● GIVEN PROBLEM
Select all lines with the string "производство" in them, and copy those lines.

(Collection entries)
======

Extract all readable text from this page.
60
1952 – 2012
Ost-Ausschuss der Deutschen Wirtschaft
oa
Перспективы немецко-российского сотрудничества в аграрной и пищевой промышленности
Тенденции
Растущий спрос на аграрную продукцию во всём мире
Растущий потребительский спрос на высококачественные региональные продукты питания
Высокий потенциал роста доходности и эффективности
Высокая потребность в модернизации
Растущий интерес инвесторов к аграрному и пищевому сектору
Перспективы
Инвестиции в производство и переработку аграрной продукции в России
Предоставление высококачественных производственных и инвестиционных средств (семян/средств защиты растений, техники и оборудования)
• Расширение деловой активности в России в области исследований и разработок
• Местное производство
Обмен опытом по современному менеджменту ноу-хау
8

======

● EXERCISE ANSWER
Инвестиции в производство и переработку аграрной продукции в России
• Местное производство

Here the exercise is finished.